(Given passage Opens)

Amplifiers also have a non-linear gain with respect to power, and it can differ with different loads. 

So to each their own and enjoy.   Build a Kleinhorn and power it with a Schiit REKKR.  Use an active crossover on your mains to take the deep bass out of them so they are not trying to produce midrange while approaching XMax. Pick an amp with sufficient overkill as to be on the more linear portion of the transductance curve and sufficient dynamic current.   

Do be careful lumping technologies together. All ESL are not the same, all direct radiator, all horn, all panel...   

 

As others have more or less said, given enough high quality power, even good lower sensitivity speakers could sound very dynamic although the system may “struggle” to do so. 

in my experience, high sensitivity speakers ( maybe 95+ db) can have the ability to sound more live than others & I’m not knowledgeable enough to understand the details of the physics involved. It’s simply what I hear. 

 

I drive my 91dB B&W 804S speakers (plus REL T5/x) with 12 glorious tube watts from an AudioNote Oto Phono SE. I’m very happy with the combo. Should I upgrade my speakers to something different? Probably. But for the moment I’m good. Dynamic range is excellent.

(Given passage Closes)
(Source information Opens)

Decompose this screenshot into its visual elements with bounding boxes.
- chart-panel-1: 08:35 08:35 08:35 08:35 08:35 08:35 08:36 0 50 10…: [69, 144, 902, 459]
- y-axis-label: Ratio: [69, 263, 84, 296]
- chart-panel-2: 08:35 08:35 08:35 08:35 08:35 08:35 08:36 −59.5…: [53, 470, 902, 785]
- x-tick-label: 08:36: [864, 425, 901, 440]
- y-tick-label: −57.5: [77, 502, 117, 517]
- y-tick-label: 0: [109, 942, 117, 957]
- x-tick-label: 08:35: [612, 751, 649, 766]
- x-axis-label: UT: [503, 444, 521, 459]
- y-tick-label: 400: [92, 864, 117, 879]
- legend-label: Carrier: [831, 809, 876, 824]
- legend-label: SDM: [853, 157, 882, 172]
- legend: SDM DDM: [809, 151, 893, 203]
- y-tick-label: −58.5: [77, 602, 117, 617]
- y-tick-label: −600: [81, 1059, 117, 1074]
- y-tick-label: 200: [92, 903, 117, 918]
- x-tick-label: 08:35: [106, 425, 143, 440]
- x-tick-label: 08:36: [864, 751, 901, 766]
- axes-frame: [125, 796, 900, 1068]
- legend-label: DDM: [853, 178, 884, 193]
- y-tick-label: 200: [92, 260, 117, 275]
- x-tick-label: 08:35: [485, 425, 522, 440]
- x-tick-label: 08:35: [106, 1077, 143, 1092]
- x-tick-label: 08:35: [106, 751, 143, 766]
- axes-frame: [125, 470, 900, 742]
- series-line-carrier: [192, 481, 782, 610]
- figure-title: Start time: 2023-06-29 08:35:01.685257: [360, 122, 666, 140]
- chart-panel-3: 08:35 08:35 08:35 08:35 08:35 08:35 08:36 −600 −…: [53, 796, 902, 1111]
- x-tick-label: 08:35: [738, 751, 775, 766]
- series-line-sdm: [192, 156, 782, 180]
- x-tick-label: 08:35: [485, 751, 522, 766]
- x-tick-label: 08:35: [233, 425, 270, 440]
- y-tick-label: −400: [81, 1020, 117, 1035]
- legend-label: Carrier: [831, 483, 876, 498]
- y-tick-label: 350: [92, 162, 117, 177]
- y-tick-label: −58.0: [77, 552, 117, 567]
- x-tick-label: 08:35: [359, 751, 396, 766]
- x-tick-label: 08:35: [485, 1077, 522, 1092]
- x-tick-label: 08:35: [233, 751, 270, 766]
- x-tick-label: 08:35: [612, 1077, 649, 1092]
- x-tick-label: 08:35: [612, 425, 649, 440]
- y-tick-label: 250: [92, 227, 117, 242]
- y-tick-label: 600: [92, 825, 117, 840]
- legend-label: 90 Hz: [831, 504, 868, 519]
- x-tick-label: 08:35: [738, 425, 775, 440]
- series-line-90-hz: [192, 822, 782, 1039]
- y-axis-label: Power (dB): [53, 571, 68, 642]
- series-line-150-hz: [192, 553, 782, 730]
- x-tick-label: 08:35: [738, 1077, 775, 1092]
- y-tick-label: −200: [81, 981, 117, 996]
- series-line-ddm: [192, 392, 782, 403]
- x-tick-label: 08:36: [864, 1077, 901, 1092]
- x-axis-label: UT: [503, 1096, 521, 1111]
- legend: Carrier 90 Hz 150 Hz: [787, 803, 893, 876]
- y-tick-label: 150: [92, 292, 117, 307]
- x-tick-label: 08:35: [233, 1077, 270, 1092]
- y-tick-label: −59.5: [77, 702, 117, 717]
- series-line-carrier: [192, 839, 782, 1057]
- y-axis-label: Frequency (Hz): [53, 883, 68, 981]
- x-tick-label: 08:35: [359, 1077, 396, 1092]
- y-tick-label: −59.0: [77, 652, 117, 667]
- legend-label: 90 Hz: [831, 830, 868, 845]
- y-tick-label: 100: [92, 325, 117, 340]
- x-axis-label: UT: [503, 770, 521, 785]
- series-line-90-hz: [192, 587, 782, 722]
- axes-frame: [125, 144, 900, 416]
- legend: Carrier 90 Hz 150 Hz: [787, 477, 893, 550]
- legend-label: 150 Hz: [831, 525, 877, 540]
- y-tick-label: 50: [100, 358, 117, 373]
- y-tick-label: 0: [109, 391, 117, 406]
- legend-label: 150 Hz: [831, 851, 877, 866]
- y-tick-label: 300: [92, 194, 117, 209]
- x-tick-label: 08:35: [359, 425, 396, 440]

(Source information Closes)

- _Task item 1_
Answer these about the speaker discussion:
(a) What amplifier does it suggest for powering a Kleinhorn?
(b) What figure does it give as an example of high sensitivity?
(c) How many tube watts drive the B&W 804S speakers?
- _Task item 2_
Update part of the speaker discussion. Begin at the words "So to each their" and stop after "what I hear.", with "Kleinhorn" changed to "Klipschorn".
- _Task item 3_
List the speaker technologies that the speaker discussion warns against lumping together.
The lines have nothing to do with the tasks.

- _Task answer 1_
(a) A Schiit REKKR
(b) Maybe 95+ dB
(c) 12

- _Task answer 2_
So to each their own and enjoy.   Build a Klipschorn and power it with a Schiit REKKR.  Use an active crossover on your mains to take the deep bass out of them so they are not trying to produce midrange while approaching XMax. Pick an amp with sufficient overkill as to be on the more linear portion of the transductance curve and sufficient dynamic current.   

Do be careful lumping technologies together. All ESL are not the same, all direct radiator, all horn, all panel...   

 

As others have more or less said, given enough high quality power, even good lower sensitivity speakers could sound very dynamic although the system may “struggle” to do so. 

in my experience, high sensitivity speakers ( maybe 95+ db) can have the ability to sound more live than others & I’m not knowledgeable enough to understand the details of the physics involved. It’s simply what I hear.

- _Task answer 3_
ESL, direct radiator, horn, panel